Task prompt » Return each line containing the string "name".

[Dataset entries on figures]
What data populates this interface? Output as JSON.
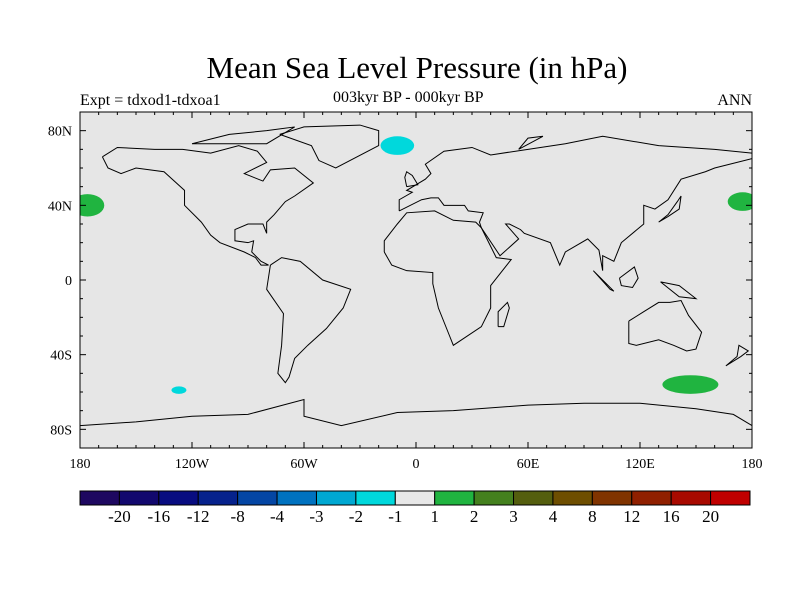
{
  "chart_data": {
    "type": "map",
    "title": "Mean Sea Level Pressure (in hPa)",
    "left_label": "Expt = tdxod1-tdxoa1",
    "center_label": "003kyr BP - 000kyr BP",
    "right_label": "ANN",
    "lon_range": [
      -180,
      180
    ],
    "lat_range": [
      -90,
      90
    ],
    "x_ticks": [
      {
        "v": -180,
        "label": "180"
      },
      {
        "v": -120,
        "label": "120W"
      },
      {
        "v": -60,
        "label": "60W"
      },
      {
        "v": 0,
        "label": "0"
      },
      {
        "v": 60,
        "label": "60E"
      },
      {
        "v": 120,
        "label": "120E"
      },
      {
        "v": 180,
        "label": "180"
      }
    ],
    "y_ticks": [
      {
        "v": 80,
        "label": "80N"
      },
      {
        "v": 40,
        "label": "40N"
      },
      {
        "v": 0,
        "label": "0"
      },
      {
        "v": -40,
        "label": "40S"
      },
      {
        "v": -80,
        "label": "80S"
      }
    ],
    "background_color": "#e6e6e6",
    "colorbar": {
      "levels": [
        "-20",
        "-16",
        "-12",
        "-8",
        "-4",
        "-3",
        "-2",
        "-1",
        "1",
        "2",
        "3",
        "4",
        "8",
        "12",
        "16",
        "20"
      ],
      "colors": [
        "#1e0860",
        "#12086e",
        "#080c80",
        "#06228c",
        "#0446a4",
        "#0072c0",
        "#00a8d2",
        "#00d8dc",
        "#e8e8e8",
        "#20b440",
        "#44801e",
        "#545e0e",
        "#6e4e00",
        "#803400",
        "#902000",
        "#a80a00",
        "#c00000"
      ]
    },
    "anomaly_regions": [
      {
        "name": "north-atlantic-iceland",
        "lon": -10,
        "lat": 72,
        "rlon": 9,
        "rlat": 5,
        "bin": "-2 to -1",
        "color": "#00d8dc"
      },
      {
        "name": "north-pacific-west-of-dateline",
        "lon": -176,
        "lat": 40,
        "rlon": 9,
        "rlat": 6,
        "bin": "1 to 2",
        "color": "#20b440"
      },
      {
        "name": "north-pacific-east-of-dateline",
        "lon": 175,
        "lat": 42,
        "rlon": 8,
        "rlat": 5,
        "bin": "1 to 2",
        "color": "#20b440"
      },
      {
        "name": "south-pacific",
        "lon": -127,
        "lat": -59,
        "rlon": 4,
        "rlat": 2,
        "bin": "-2 to -1",
        "color": "#00d8dc"
      },
      {
        "name": "southern-ocean-south-of-australia",
        "lon": 147,
        "lat": -56,
        "rlon": 15,
        "rlat": 5,
        "bin": "1 to 2",
        "color": "#20b440"
      }
    ]
  }
}
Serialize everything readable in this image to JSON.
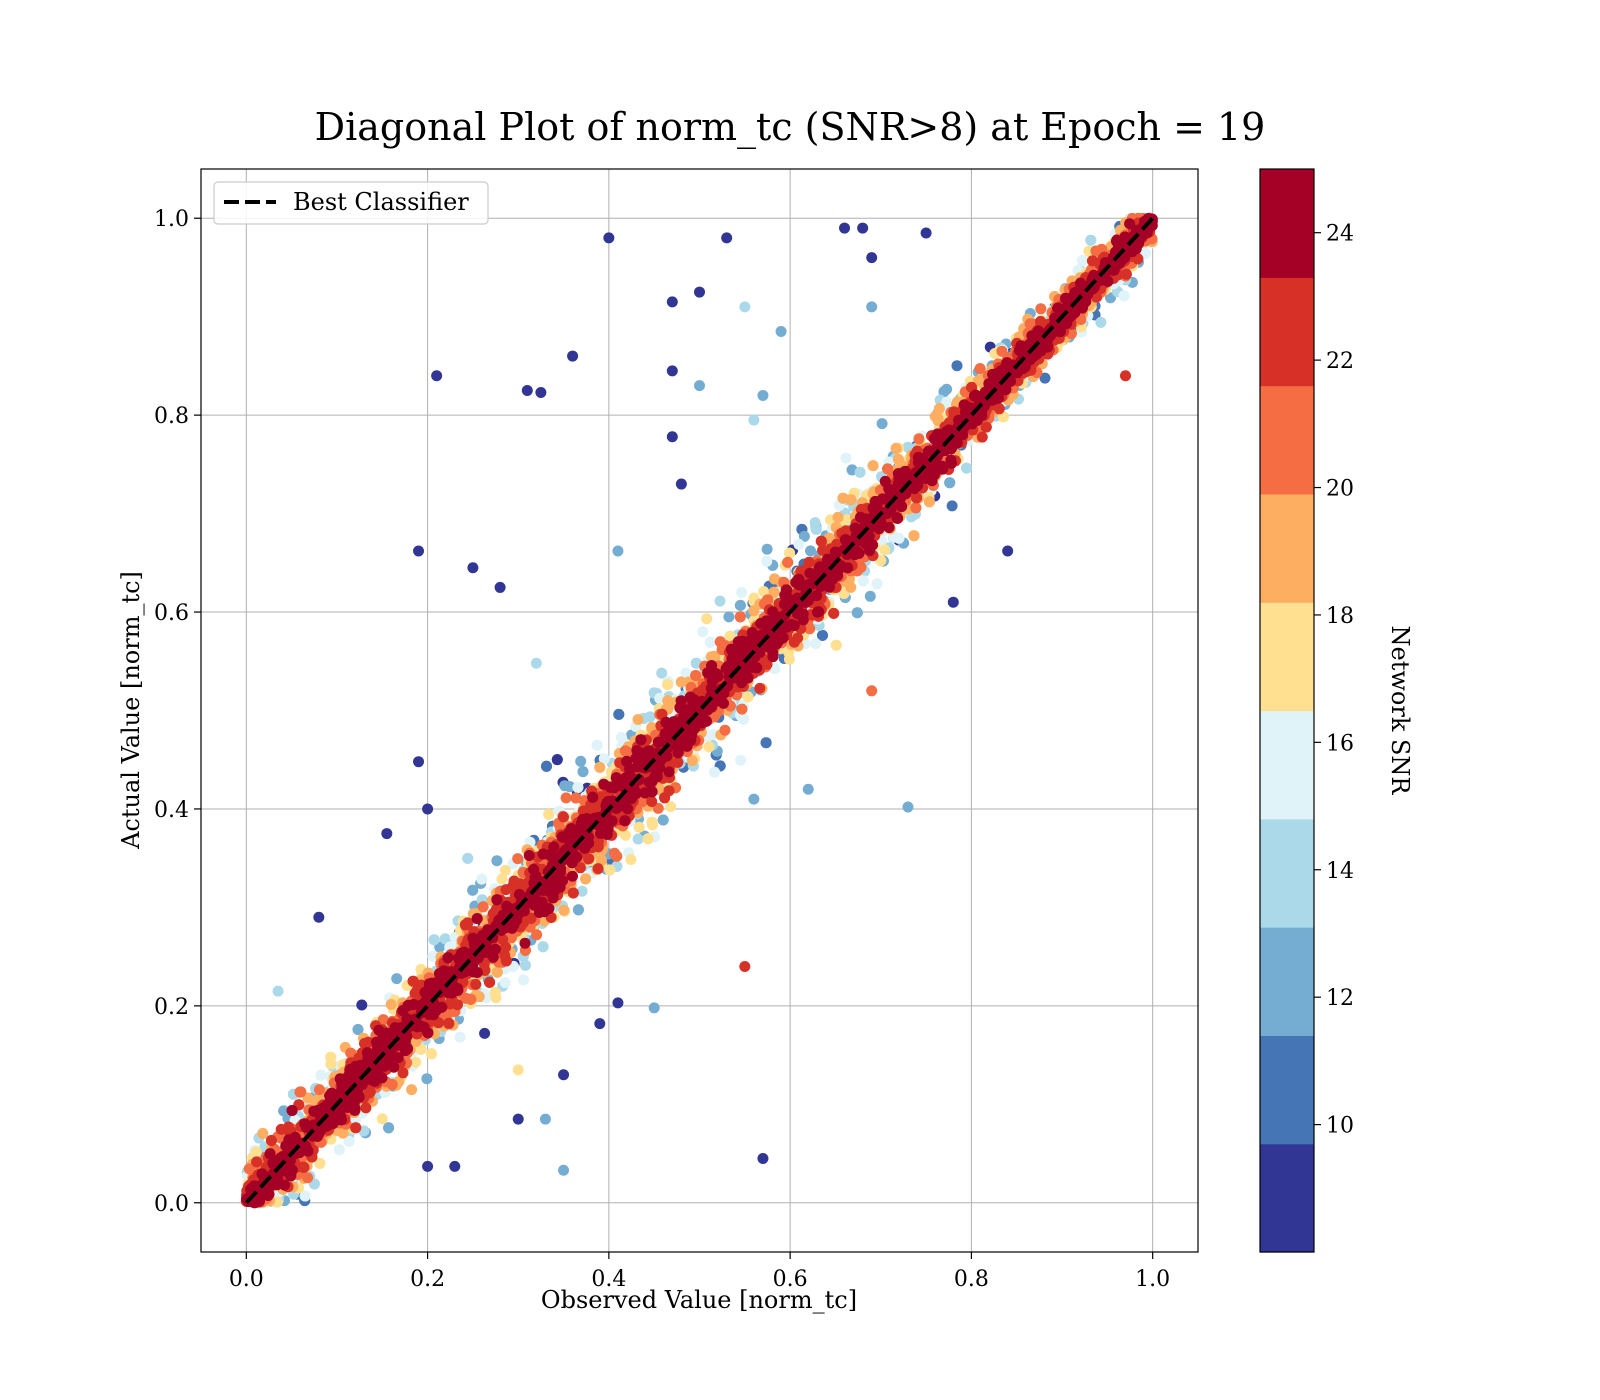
{
  "chart_data": {
    "type": "scatter",
    "title": "Diagonal Plot of norm_tc (SNR>8) at Epoch = 19",
    "xlabel": "Observed Value [norm_tc]",
    "ylabel": "Actual Value [norm_tc]",
    "xlim": [
      -0.05,
      1.05
    ],
    "ylim": [
      -0.05,
      1.05
    ],
    "xticks": [
      "0.0",
      "0.2",
      "0.4",
      "0.6",
      "0.8",
      "1.0"
    ],
    "yticks": [
      "0.0",
      "0.2",
      "0.4",
      "0.6",
      "0.8",
      "1.0"
    ],
    "grid": true,
    "legend": {
      "placement": "upper-left",
      "entries": [
        "Best Classifier"
      ]
    },
    "reference_line": {
      "name": "Best Classifier",
      "style": "dashed",
      "color": "#000000",
      "x": [
        0,
        1
      ],
      "y": [
        0,
        1
      ]
    },
    "colorbar": {
      "label": "Network SNR",
      "vmin": 8,
      "vmax": 25,
      "ticks": [
        "10",
        "12",
        "14",
        "16",
        "18",
        "20",
        "22",
        "24"
      ],
      "colors": [
        "#313695",
        "#4575b4",
        "#74add1",
        "#abd9e9",
        "#e0f3f8",
        "#fee090",
        "#fdae61",
        "#f46d43",
        "#d73027",
        "#a50026"
      ]
    },
    "highlighted_outliers": [
      {
        "x": 0.4,
        "y": 0.98,
        "snr": 9
      },
      {
        "x": 0.53,
        "y": 0.98,
        "snr": 9
      },
      {
        "x": 0.66,
        "y": 0.99,
        "snr": 9
      },
      {
        "x": 0.68,
        "y": 0.99,
        "snr": 9
      },
      {
        "x": 0.69,
        "y": 0.96,
        "snr": 9
      },
      {
        "x": 0.75,
        "y": 0.985,
        "snr": 9
      },
      {
        "x": 0.21,
        "y": 0.84,
        "snr": 9
      },
      {
        "x": 0.36,
        "y": 0.86,
        "snr": 9
      },
      {
        "x": 0.31,
        "y": 0.825,
        "snr": 9
      },
      {
        "x": 0.325,
        "y": 0.823,
        "snr": 9
      },
      {
        "x": 0.47,
        "y": 0.915,
        "snr": 9
      },
      {
        "x": 0.5,
        "y": 0.925,
        "snr": 9
      },
      {
        "x": 0.55,
        "y": 0.91,
        "snr": 14
      },
      {
        "x": 0.59,
        "y": 0.885,
        "snr": 12
      },
      {
        "x": 0.47,
        "y": 0.845,
        "snr": 9
      },
      {
        "x": 0.5,
        "y": 0.83,
        "snr": 12
      },
      {
        "x": 0.57,
        "y": 0.82,
        "snr": 13
      },
      {
        "x": 0.56,
        "y": 0.795,
        "snr": 14
      },
      {
        "x": 0.47,
        "y": 0.778,
        "snr": 9
      },
      {
        "x": 0.69,
        "y": 0.91,
        "snr": 13
      },
      {
        "x": 0.48,
        "y": 0.73,
        "snr": 9
      },
      {
        "x": 0.19,
        "y": 0.662,
        "snr": 9
      },
      {
        "x": 0.25,
        "y": 0.645,
        "snr": 9
      },
      {
        "x": 0.28,
        "y": 0.625,
        "snr": 9
      },
      {
        "x": 0.32,
        "y": 0.548,
        "snr": 14
      },
      {
        "x": 0.19,
        "y": 0.448,
        "snr": 9
      },
      {
        "x": 0.08,
        "y": 0.29,
        "snr": 9
      },
      {
        "x": 0.035,
        "y": 0.215,
        "snr": 14
      },
      {
        "x": 0.55,
        "y": 0.24,
        "snr": 22
      },
      {
        "x": 0.41,
        "y": 0.203,
        "snr": 9
      },
      {
        "x": 0.45,
        "y": 0.198,
        "snr": 12
      },
      {
        "x": 0.39,
        "y": 0.182,
        "snr": 9
      },
      {
        "x": 0.35,
        "y": 0.13,
        "snr": 9
      },
      {
        "x": 0.3,
        "y": 0.135,
        "snr": 18
      },
      {
        "x": 0.33,
        "y": 0.085,
        "snr": 12
      },
      {
        "x": 0.3,
        "y": 0.085,
        "snr": 9
      },
      {
        "x": 0.2,
        "y": 0.037,
        "snr": 9
      },
      {
        "x": 0.23,
        "y": 0.037,
        "snr": 9
      },
      {
        "x": 0.35,
        "y": 0.033,
        "snr": 12
      },
      {
        "x": 0.57,
        "y": 0.045,
        "snr": 9
      },
      {
        "x": 0.73,
        "y": 0.402,
        "snr": 12
      },
      {
        "x": 0.84,
        "y": 0.662,
        "snr": 9
      },
      {
        "x": 0.78,
        "y": 0.61,
        "snr": 9
      },
      {
        "x": 0.69,
        "y": 0.52,
        "snr": 21
      },
      {
        "x": 0.97,
        "y": 0.84,
        "snr": 22
      },
      {
        "x": 0.2,
        "y": 0.4,
        "snr": 9
      },
      {
        "x": 0.155,
        "y": 0.375,
        "snr": 9
      },
      {
        "x": 0.41,
        "y": 0.662,
        "snr": 12
      },
      {
        "x": 0.56,
        "y": 0.41,
        "snr": 12
      },
      {
        "x": 0.62,
        "y": 0.42,
        "snr": 12
      }
    ],
    "main_band": {
      "description_range": "dense cloud of points along the diagonal, x from 0 to 1",
      "approx_points": 9000,
      "band_half_width_y": 0.06
    }
  }
}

Response to this exercise »
        "name": "north-atlantic-iceland",
        "name": "north-pacific-west-of-dateline",
        "name": "north-pacific-east-of-dateline",
        "name": "south-pacific",
        "name": "southern-ocean-south-of-australia",
      "name": "Best Classifier",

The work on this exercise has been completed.